→ **What the exercise asks**
Your task is to output all the records below, word for word.
===== Given information =====
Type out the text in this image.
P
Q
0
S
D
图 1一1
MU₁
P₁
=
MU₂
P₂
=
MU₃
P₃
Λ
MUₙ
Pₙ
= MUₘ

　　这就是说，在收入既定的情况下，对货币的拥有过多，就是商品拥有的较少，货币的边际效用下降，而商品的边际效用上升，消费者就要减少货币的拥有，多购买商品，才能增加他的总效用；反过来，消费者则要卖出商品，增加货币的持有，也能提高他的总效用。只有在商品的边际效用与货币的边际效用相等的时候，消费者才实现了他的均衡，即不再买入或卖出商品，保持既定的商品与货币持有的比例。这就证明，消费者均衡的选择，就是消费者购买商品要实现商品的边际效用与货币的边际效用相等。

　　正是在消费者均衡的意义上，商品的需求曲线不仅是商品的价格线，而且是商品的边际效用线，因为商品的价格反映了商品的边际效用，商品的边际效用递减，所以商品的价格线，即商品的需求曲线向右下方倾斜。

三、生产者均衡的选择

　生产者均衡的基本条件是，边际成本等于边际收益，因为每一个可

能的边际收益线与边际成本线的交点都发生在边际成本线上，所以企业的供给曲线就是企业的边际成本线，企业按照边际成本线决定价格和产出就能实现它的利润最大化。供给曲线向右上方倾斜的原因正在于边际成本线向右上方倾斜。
=====
→ **Response to the task**
Type out the text in this image.
P
Q
0
S
D
图 1一1
MU₁
P₁
=
MU₂
P₂
=
MU₃
P₃
Λ
MUₙ
Pₙ
= MUₘ

　　这就是说，在收入既定的情况下，对货币的拥有过多，就是商品拥有的较少，货币的边际效用下降，而商品的边际效用上升，消费者就要减少货币的拥有，多购买商品，才能增加他的总效用；反过来，消费者则要卖出商品，增加货币的持有，也能提高他的总效用。只有在商品的边际效用与货币的边际效用相等的时候，消费者才实现了他的均衡，即不再买入或卖出商品，保持既定的商品与货币持有的比例。这就证明，消费者均衡的选择，就是消费者购买商品要实现商品的边际效用与货币的边际效用相等。

　　正是在消费者均衡的意义上，商品的需求曲线不仅是商品的价格线，而且是商品的边际效用线，因为商品的价格反映了商品的边际效用，商品的边际效用递减，所以商品的价格线，即商品的需求曲线向右下方倾斜。

三、生产者均衡的选择

　生产者均衡的基本条件是，边际成本等于边际收益，因为每一个可

能的边际收益线与边际成本线的交点都发生在边际成本线上，所以企业的供给曲线就是企业的边际成本线，企业按照边际成本线决定价格和产出就能实现它的利润最大化。供给曲线向右上方倾斜的原因正在于边际成本线向右上方倾斜。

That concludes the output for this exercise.